*Exercise description*. From the listing below, pull each line that includes "กรมธนาร".

##### Supplied data

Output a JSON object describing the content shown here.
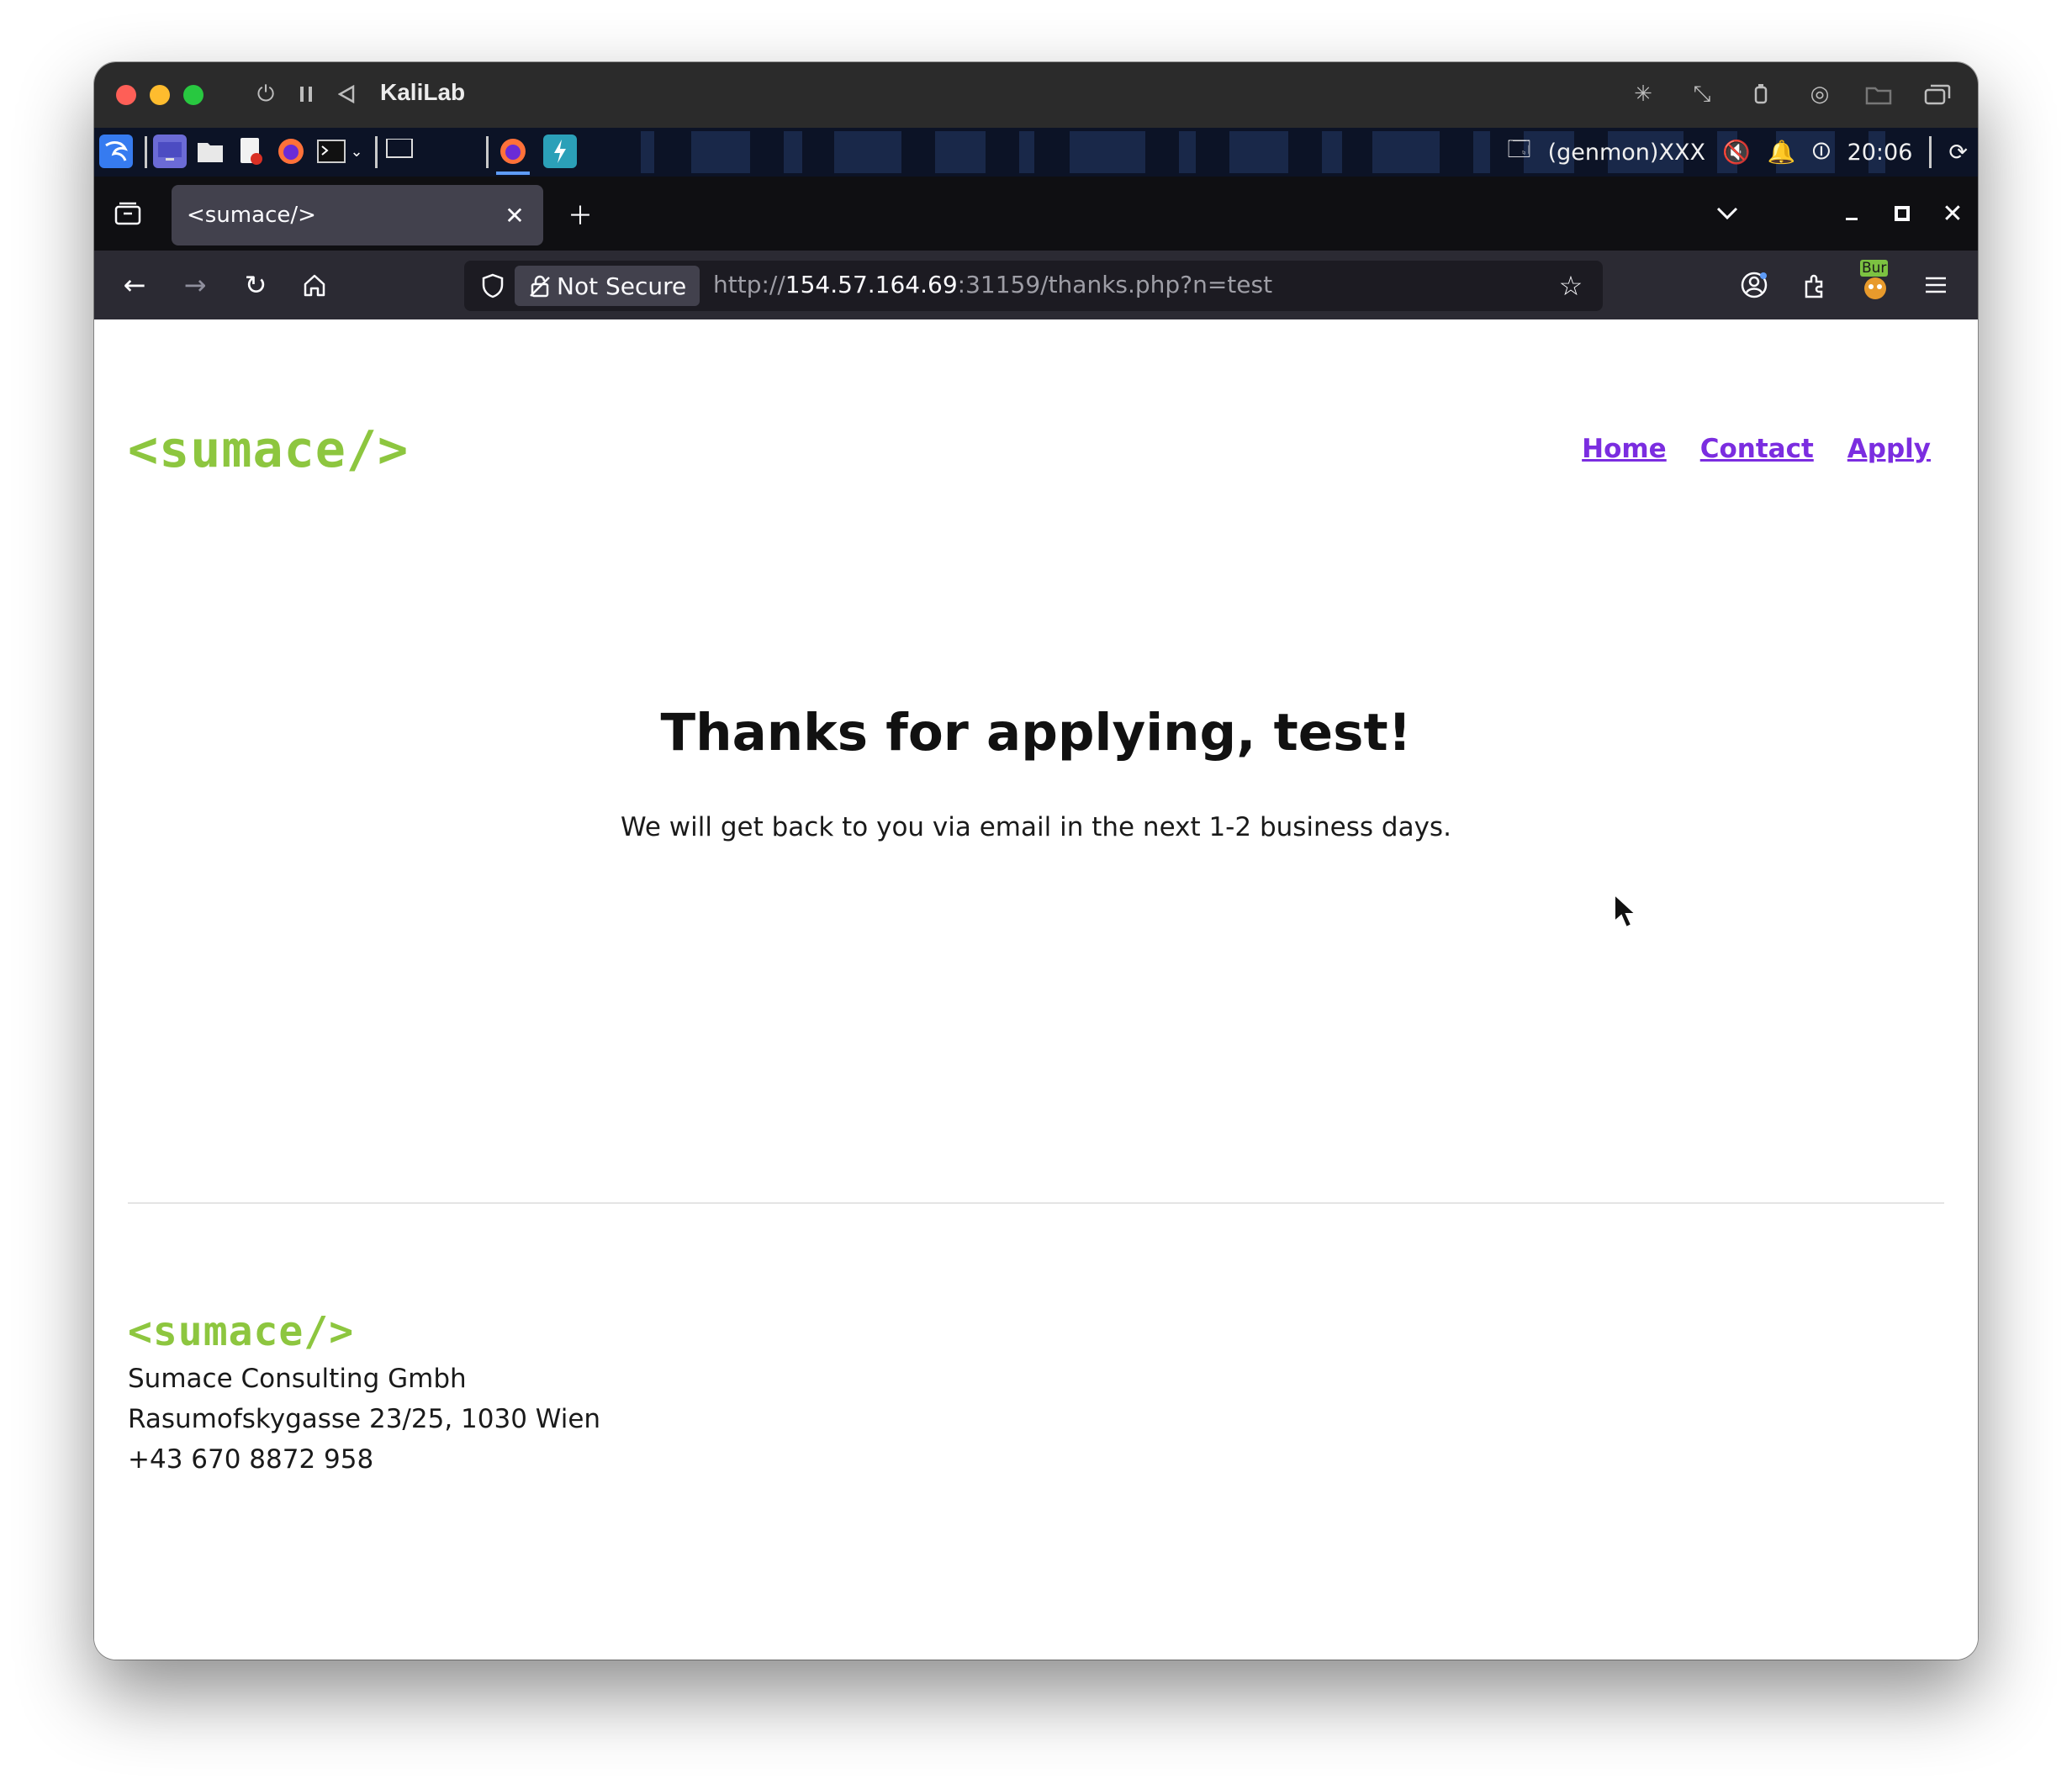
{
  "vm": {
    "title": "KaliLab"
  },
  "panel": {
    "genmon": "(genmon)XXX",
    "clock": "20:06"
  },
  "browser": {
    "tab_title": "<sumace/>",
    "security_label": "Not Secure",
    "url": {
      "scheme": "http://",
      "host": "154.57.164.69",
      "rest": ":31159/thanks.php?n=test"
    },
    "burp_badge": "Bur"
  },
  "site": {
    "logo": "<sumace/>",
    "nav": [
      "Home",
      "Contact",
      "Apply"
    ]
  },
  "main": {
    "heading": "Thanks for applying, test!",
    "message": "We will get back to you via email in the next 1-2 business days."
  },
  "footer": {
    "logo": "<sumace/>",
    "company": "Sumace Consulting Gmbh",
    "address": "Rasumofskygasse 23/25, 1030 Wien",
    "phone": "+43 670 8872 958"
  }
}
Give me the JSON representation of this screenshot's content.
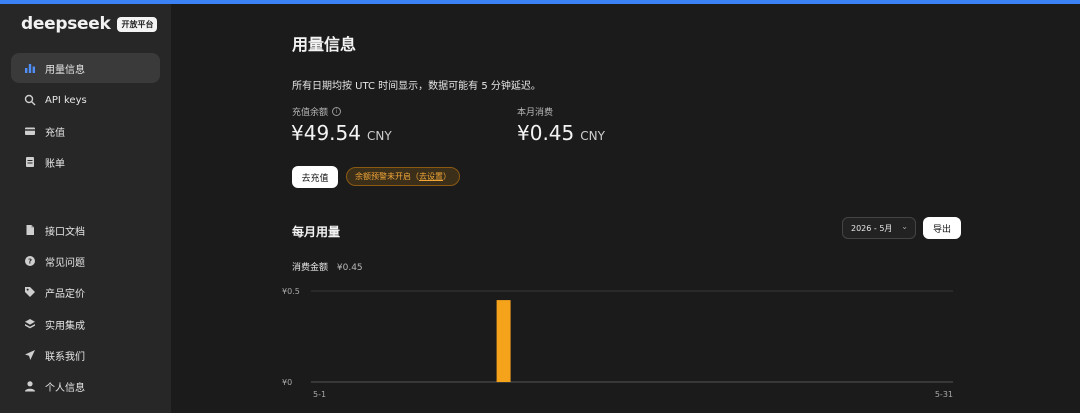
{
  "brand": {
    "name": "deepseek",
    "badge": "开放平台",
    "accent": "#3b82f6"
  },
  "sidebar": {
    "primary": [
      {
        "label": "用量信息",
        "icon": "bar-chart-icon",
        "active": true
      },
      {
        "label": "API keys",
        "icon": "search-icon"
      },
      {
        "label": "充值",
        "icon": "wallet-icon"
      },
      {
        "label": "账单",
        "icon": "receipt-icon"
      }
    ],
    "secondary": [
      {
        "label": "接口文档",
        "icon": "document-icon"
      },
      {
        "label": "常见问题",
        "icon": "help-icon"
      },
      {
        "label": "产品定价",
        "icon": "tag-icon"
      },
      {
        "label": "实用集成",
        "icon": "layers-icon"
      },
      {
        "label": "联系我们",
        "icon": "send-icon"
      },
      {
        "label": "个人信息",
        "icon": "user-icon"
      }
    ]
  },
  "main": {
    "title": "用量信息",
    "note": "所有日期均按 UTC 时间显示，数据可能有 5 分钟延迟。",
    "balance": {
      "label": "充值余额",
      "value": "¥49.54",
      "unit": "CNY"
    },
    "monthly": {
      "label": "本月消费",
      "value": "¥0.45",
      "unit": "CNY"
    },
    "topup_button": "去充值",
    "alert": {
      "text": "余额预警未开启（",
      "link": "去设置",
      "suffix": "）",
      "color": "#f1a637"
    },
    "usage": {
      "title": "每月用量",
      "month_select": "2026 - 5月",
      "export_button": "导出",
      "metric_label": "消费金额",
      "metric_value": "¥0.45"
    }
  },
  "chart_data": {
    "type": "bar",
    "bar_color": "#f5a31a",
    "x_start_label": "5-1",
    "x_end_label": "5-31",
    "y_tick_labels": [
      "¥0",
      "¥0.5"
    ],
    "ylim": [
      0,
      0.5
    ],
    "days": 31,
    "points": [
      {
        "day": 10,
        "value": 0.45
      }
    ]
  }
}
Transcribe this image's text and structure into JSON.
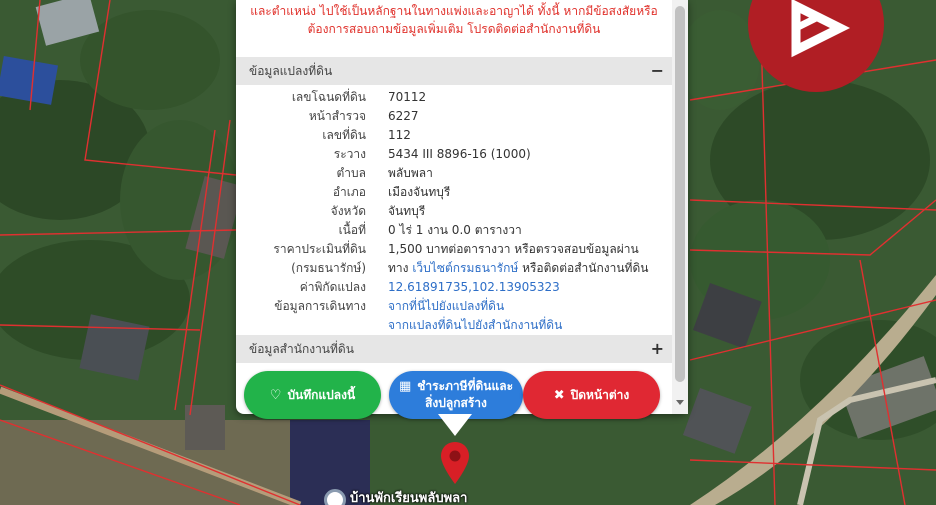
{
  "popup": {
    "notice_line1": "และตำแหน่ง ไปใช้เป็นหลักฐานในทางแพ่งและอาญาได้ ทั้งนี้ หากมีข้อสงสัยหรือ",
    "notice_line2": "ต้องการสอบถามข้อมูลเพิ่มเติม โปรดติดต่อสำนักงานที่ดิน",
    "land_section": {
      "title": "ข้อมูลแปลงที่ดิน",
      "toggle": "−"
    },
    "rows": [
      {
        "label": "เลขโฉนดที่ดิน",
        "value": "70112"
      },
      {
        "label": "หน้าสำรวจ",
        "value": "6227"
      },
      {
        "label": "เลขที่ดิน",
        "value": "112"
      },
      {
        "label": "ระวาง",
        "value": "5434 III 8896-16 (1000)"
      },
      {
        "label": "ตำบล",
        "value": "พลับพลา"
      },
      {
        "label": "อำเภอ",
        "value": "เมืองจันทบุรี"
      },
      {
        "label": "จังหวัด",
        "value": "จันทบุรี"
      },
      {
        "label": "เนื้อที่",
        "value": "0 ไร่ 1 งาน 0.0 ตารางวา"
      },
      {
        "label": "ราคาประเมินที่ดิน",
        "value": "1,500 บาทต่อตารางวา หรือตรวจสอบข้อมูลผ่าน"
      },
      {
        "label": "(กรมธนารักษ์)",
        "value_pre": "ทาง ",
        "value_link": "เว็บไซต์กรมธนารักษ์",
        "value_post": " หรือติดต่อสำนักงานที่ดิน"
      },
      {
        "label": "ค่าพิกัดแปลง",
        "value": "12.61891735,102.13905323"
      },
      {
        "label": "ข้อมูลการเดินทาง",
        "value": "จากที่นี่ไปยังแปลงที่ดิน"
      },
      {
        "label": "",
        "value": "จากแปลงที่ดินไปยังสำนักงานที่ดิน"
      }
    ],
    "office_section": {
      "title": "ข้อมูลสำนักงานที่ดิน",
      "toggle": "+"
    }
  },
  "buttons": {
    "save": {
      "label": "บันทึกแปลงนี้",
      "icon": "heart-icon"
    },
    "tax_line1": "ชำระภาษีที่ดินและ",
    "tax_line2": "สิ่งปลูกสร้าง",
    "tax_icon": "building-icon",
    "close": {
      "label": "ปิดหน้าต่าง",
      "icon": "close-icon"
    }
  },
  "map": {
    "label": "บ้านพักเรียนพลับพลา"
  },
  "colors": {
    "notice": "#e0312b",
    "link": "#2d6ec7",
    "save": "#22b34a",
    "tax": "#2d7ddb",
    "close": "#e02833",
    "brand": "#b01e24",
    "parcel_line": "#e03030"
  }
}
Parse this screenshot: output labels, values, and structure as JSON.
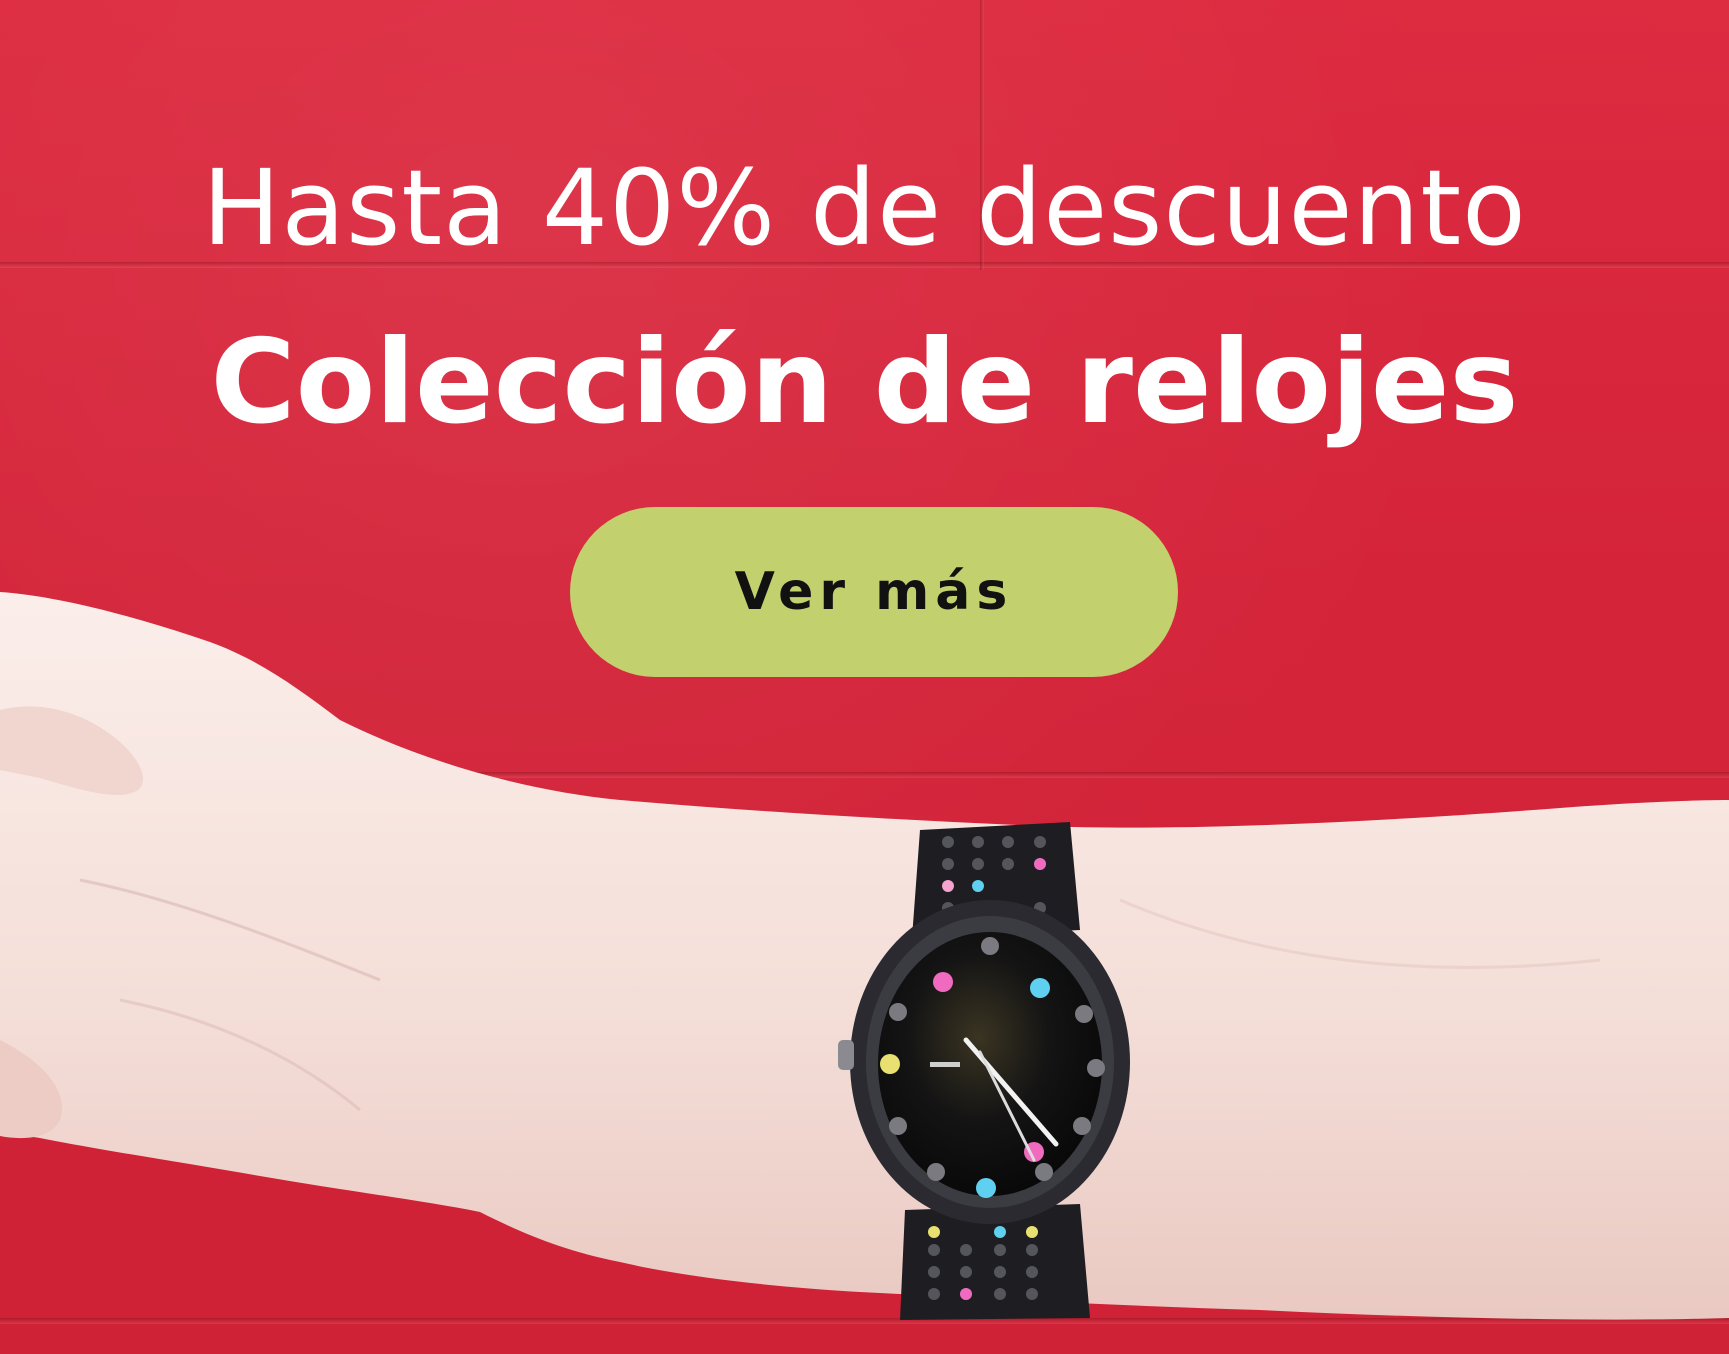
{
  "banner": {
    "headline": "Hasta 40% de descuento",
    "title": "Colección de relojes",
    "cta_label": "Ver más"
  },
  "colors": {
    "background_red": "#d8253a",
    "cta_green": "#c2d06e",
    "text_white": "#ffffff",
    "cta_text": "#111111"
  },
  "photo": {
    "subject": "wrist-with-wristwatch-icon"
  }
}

##########

*Expected output*.
        "label": "(กรมธนารักษ์)",
        "value_link": "เว็บไซต์กรมธนารักษ์",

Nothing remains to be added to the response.